§ Stated goal
Without including any images, reproduce each entry exactly.

----

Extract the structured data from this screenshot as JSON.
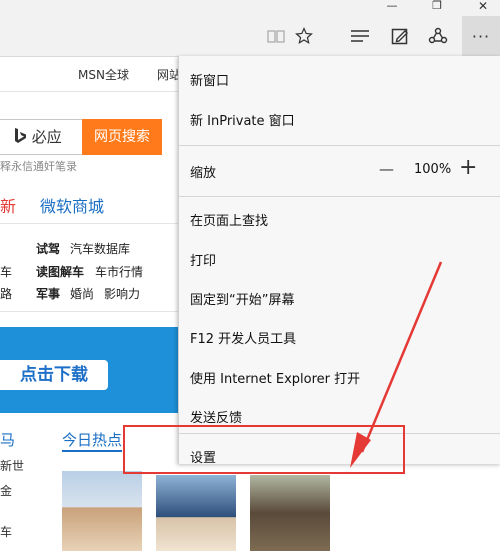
{
  "window": {
    "minimize_glyph": "—",
    "restore_glyph": "❐",
    "close_glyph": "✕"
  },
  "toolbar": {
    "icons": [
      "reading-view-icon",
      "favorite-star-icon",
      "hub-icon",
      "web-note-icon",
      "share-icon",
      "more-icon"
    ],
    "more_label": "···"
  },
  "page": {
    "nav_msn": "MSN全球",
    "nav_web": "网站",
    "search_engine_label": "必应",
    "search_button": "网页搜索",
    "hint": "释永信通奸笔录",
    "link_new": "新",
    "link_store": "微软商城",
    "grid": [
      [
        "试驾",
        "汽车数据库"
      ],
      [
        "读图解车",
        "车市行情"
      ],
      [
        "军事",
        "婚尚",
        "影响力"
      ]
    ],
    "left_chars": [
      "",
      "车",
      "路"
    ],
    "download": "点击下载",
    "hot_title": "今日热点",
    "horse": "马",
    "side_texts": [
      "新世",
      "金",
      "车"
    ]
  },
  "menu": {
    "items": [
      {
        "label": "新窗口"
      },
      {
        "label": "新 InPrivate 窗口"
      },
      {
        "label": "缩放"
      },
      {
        "label": "在页面上查找"
      },
      {
        "label": "打印"
      },
      {
        "label": "固定到“开始”屏幕"
      },
      {
        "label": "F12 开发人员工具"
      },
      {
        "label": "使用 Internet Explorer 打开"
      },
      {
        "label": "发送反馈"
      },
      {
        "label": "设置"
      }
    ],
    "zoom_minus": "—",
    "zoom_value": "100%",
    "zoom_plus": "+"
  },
  "colors": {
    "annotation": "#e53935",
    "banner": "#1e8fd9",
    "search_button": "#ff7a1a"
  }
}
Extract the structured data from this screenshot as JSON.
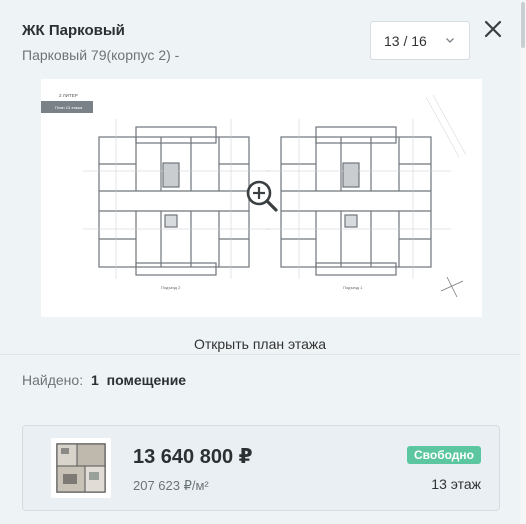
{
  "header": {
    "title": "ЖК Парковый",
    "subtitle": "Парковый 79(корпус 2) -"
  },
  "pager": {
    "label": "13 / 16"
  },
  "plan": {
    "open_label": "Открыть план этажа",
    "tag_top": "2 ЛИТЕР",
    "tag_box": "План 13 этажа",
    "section_left": "Подъезд 2",
    "section_right": "Подъезд 1"
  },
  "results": {
    "prefix": "Найдено:",
    "count": "1",
    "unit": "помещение"
  },
  "listing": {
    "price": "13 640 800 ₽",
    "price_per_m2": "207 623 ₽/м²",
    "status": "Свободно",
    "floor": "13 этаж"
  },
  "colors": {
    "accent": "#5cc6a0",
    "background": "#eef3f5"
  }
}
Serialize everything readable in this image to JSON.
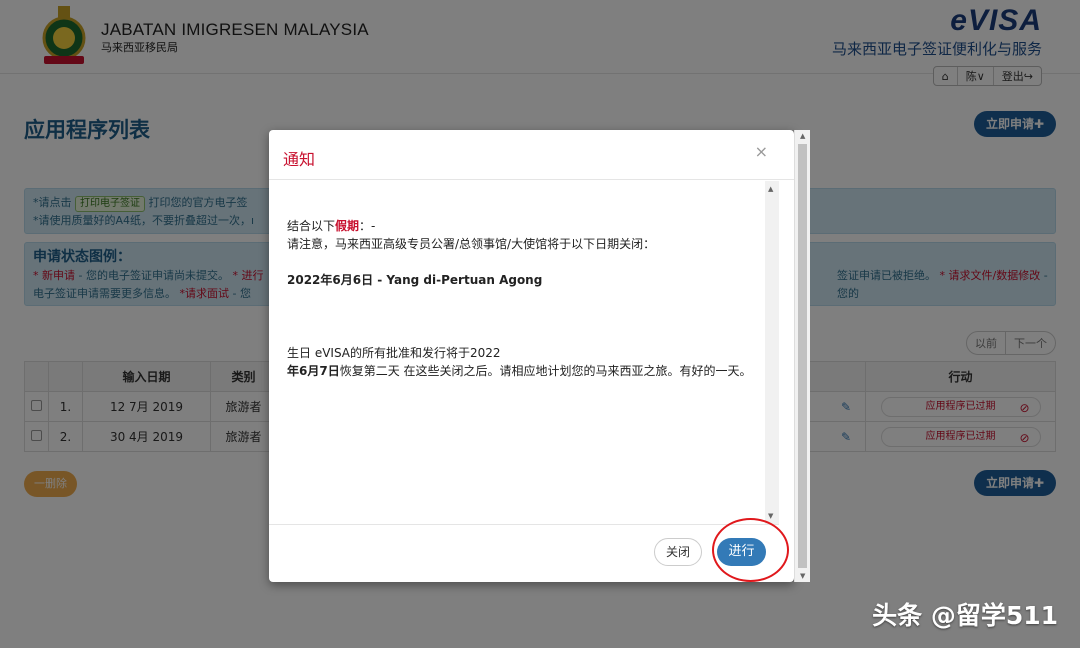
{
  "header": {
    "agency_en": "JABATAN IMIGRESEN MALAYSIA",
    "agency_zh": "马来西亚移民局",
    "logo_text": "eVISA",
    "subtitle": "马来西亚电子签证便利化与服务",
    "nav": {
      "user": "陈∨",
      "logout": "登出"
    }
  },
  "page": {
    "title": "应用程序列表",
    "apply_label": "立即申请✚",
    "info1_line1_prefix": "*请点击",
    "info1_tag": "打印电子签证",
    "info1_line1_suffix": "打印您的官方电子签",
    "info1_line2": "*请使用质量好的A4纸，不要折叠超过一次，ı",
    "legend_title": "申请状态图例：",
    "legend_new": "* 新申请",
    "legend_new_desc": " - 您的电子签证申请尚未提交。",
    "legend_in": " * 进行",
    "legend_desc_more": "电子签证申请需要更多信息。",
    "legend_interview": " *请求面试",
    "legend_interview_desc": " - 您",
    "legend_right1": "签证申请已被拒绝。",
    "legend_right2": " * 请求文件/数据修改",
    "legend_right3": " - 您的",
    "pager_prev": "以前",
    "pager_next": "下一个",
    "delete_label": "一删除"
  },
  "table": {
    "headers": {
      "date": "输入日期",
      "category": "类别",
      "action": "行动"
    },
    "rows": [
      {
        "no": "1.",
        "date": "12 7月 2019",
        "category": "旅游者",
        "status": "应用程序已过期"
      },
      {
        "no": "2.",
        "date": "30 4月 2019",
        "category": "旅游者",
        "status": "应用程序已过期"
      }
    ]
  },
  "modal": {
    "title": "通知",
    "line1_prefix": "结合以下",
    "line1_highlight": "假期",
    "line1_suffix": "：-",
    "line2": "请注意，马来西亚高级专员公署/总领事馆/大使馆将于以下日期关闭：",
    "holiday": "2022年6月6日 - Yang di-Pertuan Agong",
    "para_line1": "生日 eVISA的所有批准和发行将于2022",
    "para_bold": "年6月7日",
    "para_rest": "恢复第二天 在这些关闭之后。请相应地计划您的马来西亚之旅。有好的一天。",
    "close_label": "关闭",
    "proceed_label": "进行"
  },
  "watermark": "头条 @留学511",
  "colors": {
    "primary": "#337ab7",
    "title_red": "#c8102e",
    "header_blue": "#1f5f8b",
    "annotation_red": "#e0181c"
  }
}
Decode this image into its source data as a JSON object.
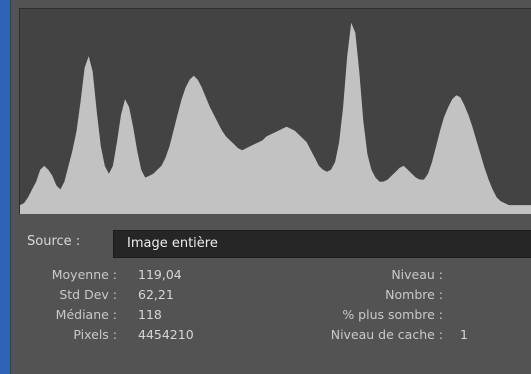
{
  "histogram": {
    "profile": [
      0.02,
      0.03,
      0.06,
      0.1,
      0.14,
      0.2,
      0.22,
      0.2,
      0.17,
      0.12,
      0.1,
      0.14,
      0.22,
      0.3,
      0.4,
      0.55,
      0.72,
      0.78,
      0.7,
      0.5,
      0.32,
      0.22,
      0.18,
      0.22,
      0.34,
      0.48,
      0.56,
      0.52,
      0.42,
      0.3,
      0.2,
      0.16,
      0.17,
      0.18,
      0.2,
      0.22,
      0.26,
      0.32,
      0.4,
      0.48,
      0.56,
      0.62,
      0.66,
      0.68,
      0.66,
      0.62,
      0.57,
      0.52,
      0.48,
      0.44,
      0.4,
      0.37,
      0.35,
      0.33,
      0.31,
      0.3,
      0.31,
      0.32,
      0.33,
      0.34,
      0.35,
      0.37,
      0.38,
      0.39,
      0.4,
      0.41,
      0.42,
      0.41,
      0.4,
      0.38,
      0.36,
      0.34,
      0.3,
      0.26,
      0.22,
      0.2,
      0.19,
      0.2,
      0.24,
      0.34,
      0.52,
      0.78,
      0.95,
      0.9,
      0.7,
      0.45,
      0.28,
      0.2,
      0.16,
      0.14,
      0.14,
      0.15,
      0.17,
      0.19,
      0.21,
      0.22,
      0.2,
      0.18,
      0.16,
      0.15,
      0.15,
      0.18,
      0.24,
      0.32,
      0.4,
      0.47,
      0.52,
      0.56,
      0.58,
      0.57,
      0.53,
      0.48,
      0.42,
      0.35,
      0.28,
      0.21,
      0.15,
      0.1,
      0.06,
      0.04,
      0.03,
      0.02,
      0.02,
      0.02,
      0.02,
      0.02,
      0.02,
      0.02
    ],
    "fill_color": "#c2c2c2",
    "background_color": "#434343"
  },
  "source": {
    "label": "Source :",
    "value": "Image entière"
  },
  "stats_left": [
    {
      "label": "Moyenne :",
      "value": "119,04"
    },
    {
      "label": "Std Dev :",
      "value": "62,21"
    },
    {
      "label": "Médiane :",
      "value": "118"
    },
    {
      "label": "Pixels :",
      "value": "4454210"
    }
  ],
  "stats_right": [
    {
      "label": "Niveau :",
      "value": ""
    },
    {
      "label": "Nombre :",
      "value": ""
    },
    {
      "label": "% plus sombre :",
      "value": ""
    },
    {
      "label": "Niveau de cache :",
      "value": "1"
    }
  ]
}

----

§ Task solution
Extract the structured data from this screenshot as JSON.
{
  "window": {
    "minimize_glyph": "—",
    "restore_glyph": "❐",
    "close_glyph": "✕"
  },
  "toolbar": {
    "icons": [
      "reading-view-icon",
      "favorite-star-icon",
      "hub-icon",
      "web-note-icon",
      "share-icon",
      "more-icon"
    ],
    "more_label": "···"
  },
  "page": {
    "nav_msn": "MSN全球",
    "nav_web": "网站",
    "search_engine_label": "必应",
    "search_button": "网页搜索",
    "hint": "释永信通奸笔录",
    "link_new": "新",
    "link_store": "微软商城",
    "grid": [
      [
        "试驾",
        "汽车数据库"
      ],
      [
        "读图解车",
        "车市行情"
      ],
      [
        "军事",
        "婚尚",
        "影响力"
      ]
    ],
    "left_chars": [
      "",
      "车",
      "路"
    ],
    "download": "点击下载",
    "hot_title": "今日热点",
    "horse": "马",
    "side_texts": [
      "新世",
      "金",
      "车"
    ]
  },
  "menu": {
    "items": [
      {
        "label": "新窗口"
      },
      {
        "label": "新 InPrivate 窗口"
      },
      {
        "label": "缩放"
      },
      {
        "label": "在页面上查找"
      },
      {
        "label": "打印"
      },
      {
        "label": "固定到“开始”屏幕"
      },
      {
        "label": "F12 开发人员工具"
      },
      {
        "label": "使用 Internet Explorer 打开"
      },
      {
        "label": "发送反馈"
      },
      {
        "label": "设置"
      }
    ],
    "zoom_minus": "—",
    "zoom_value": "100%",
    "zoom_plus": "+"
  },
  "colors": {
    "annotation": "#e53935",
    "banner": "#1e8fd9",
    "search_button": "#ff7a1a"
  }
}
Extract the structured data from this screenshot as JSON.
{
  "header": {
    "title": "ЖК Парковый",
    "subtitle": "Парковый 79(корпус 2) -"
  },
  "pager": {
    "label": "13 / 16"
  },
  "plan": {
    "open_label": "Открыть план этажа",
    "tag_top": "2 ЛИТЕР",
    "tag_box": "План 13 этажа",
    "section_left": "Подъезд 2",
    "section_right": "Подъезд 1"
  },
  "results": {
    "prefix": "Найдено:",
    "count": "1",
    "unit": "помещение"
  },
  "listing": {
    "price": "13 640 800 ₽",
    "price_per_m2": "207 623 ₽/м²",
    "status": "Свободно",
    "floor": "13 этаж"
  },
  "colors": {
    "accent": "#5cc6a0",
    "background": "#eef3f5"
  }
}
Serialize everything readable in this image to JSON.
{
  "header": {
    "agency_en": "JABATAN IMIGRESEN MALAYSIA",
    "agency_zh": "马来西亚移民局",
    "logo_text": "eVISA",
    "subtitle": "马来西亚电子签证便利化与服务",
    "nav": {
      "user": "陈∨",
      "logout": "登出"
    }
  },
  "page": {
    "title": "应用程序列表",
    "apply_label": "立即申请✚",
    "info1_line1_prefix": "*请点击",
    "info1_tag": "打印电子签证",
    "info1_line1_suffix": "打印您的官方电子签",
    "info1_line2": "*请使用质量好的A4纸，不要折叠超过一次，ı",
    "legend_title": "申请状态图例：",
    "legend_new": "* 新申请",
    "legend_new_desc": " - 您的电子签证申请尚未提交。",
    "legend_in": " * 进行",
    "legend_desc_more": "电子签证申请需要更多信息。",
    "legend_interview": " *请求面试",
    "legend_interview_desc": " - 您",
    "legend_right1": "签证申请已被拒绝。",
    "legend_right2": " * 请求文件/数据修改",
    "legend_right3": " - 您的",
    "pager_prev": "以前",
    "pager_next": "下一个",
    "delete_label": "一删除"
  },
  "table": {
    "headers": {
      "date": "输入日期",
      "category": "类别",
      "action": "行动"
    },
    "rows": [
      {
        "no": "1.",
        "date": "12 7月 2019",
        "category": "旅游者",
        "status": "应用程序已过期"
      },
      {
        "no": "2.",
        "date": "30 4月 2019",
        "category": "旅游者",
        "status": "应用程序已过期"
      }
    ]
  },
  "modal": {
    "title": "通知",
    "line1_prefix": "结合以下",
    "line1_highlight": "假期",
    "line1_suffix": "：-",
    "line2": "请注意，马来西亚高级专员公署/总领事馆/大使馆将于以下日期关闭：",
    "holiday": "2022年6月6日 - Yang di-Pertuan Agong",
    "para_line1": "生日 eVISA的所有批准和发行将于2022",
    "para_bold": "年6月7日",
    "para_rest": "恢复第二天 在这些关闭之后。请相应地计划您的马来西亚之旅。有好的一天。",
    "close_label": "关闭",
    "proceed_label": "进行"
  },
  "watermark": "头条 @留学511",
  "colors": {
    "primary": "#337ab7",
    "title_red": "#c8102e",
    "header_blue": "#1f5f8b",
    "annotation_red": "#e0181c"
  }
}
Decode this image into its source data as a JSON object.
{
  "histogram": {
    "profile": [
      0.02,
      0.03,
      0.06,
      0.1,
      0.14,
      0.2,
      0.22,
      0.2,
      0.17,
      0.12,
      0.1,
      0.14,
      0.22,
      0.3,
      0.4,
      0.55,
      0.72,
      0.78,
      0.7,
      0.5,
      0.32,
      0.22,
      0.18,
      0.22,
      0.34,
      0.48,
      0.56,
      0.52,
      0.42,
      0.3,
      0.2,
      0.16,
      0.17,
      0.18,
      0.2,
      0.22,
      0.26,
      0.32,
      0.4,
      0.48,
      0.56,
      0.62,
      0.66,
      0.68,
      0.66,
      0.62,
      0.57,
      0.52,
      0.48,
      0.44,
      0.4,
      0.37,
      0.35,
      0.33,
      0.31,
      0.3,
      0.31,
      0.32,
      0.33,
      0.34,
      0.35,
      0.37,
      0.38,
      0.39,
      0.4,
      0.41,
      0.42,
      0.41,
      0.4,
      0.38,
      0.36,
      0.34,
      0.3,
      0.26,
      0.22,
      0.2,
      0.19,
      0.2,
      0.24,
      0.34,
      0.52,
      0.78,
      0.95,
      0.9,
      0.7,
      0.45,
      0.28,
      0.2,
      0.16,
      0.14,
      0.14,
      0.15,
      0.17,
      0.19,
      0.21,
      0.22,
      0.2,
      0.18,
      0.16,
      0.15,
      0.15,
      0.18,
      0.24,
      0.32,
      0.4,
      0.47,
      0.52,
      0.56,
      0.58,
      0.57,
      0.53,
      0.48,
      0.42,
      0.35,
      0.28,
      0.21,
      0.15,
      0.1,
      0.06,
      0.04,
      0.03,
      0.02,
      0.02,
      0.02,
      0.02,
      0.02,
      0.02,
      0.02
    ],
    "fill_color": "#c2c2c2",
    "background_color": "#434343"
  },
  "source": {
    "label": "Source :",
    "value": "Image entière"
  },
  "stats_left": [
    {
      "label": "Moyenne :",
      "value": "119,04"
    },
    {
      "label": "Std Dev :",
      "value": "62,21"
    },
    {
      "label": "Médiane :",
      "value": "118"
    },
    {
      "label": "Pixels :",
      "value": "4454210"
    }
  ],
  "stats_right": [
    {
      "label": "Niveau :",
      "value": ""
    },
    {
      "label": "Nombre :",
      "value": ""
    },
    {
      "label": "% plus sombre :",
      "value": ""
    },
    {
      "label": "Niveau de cache :",
      "value": "1"
    }
  ]
}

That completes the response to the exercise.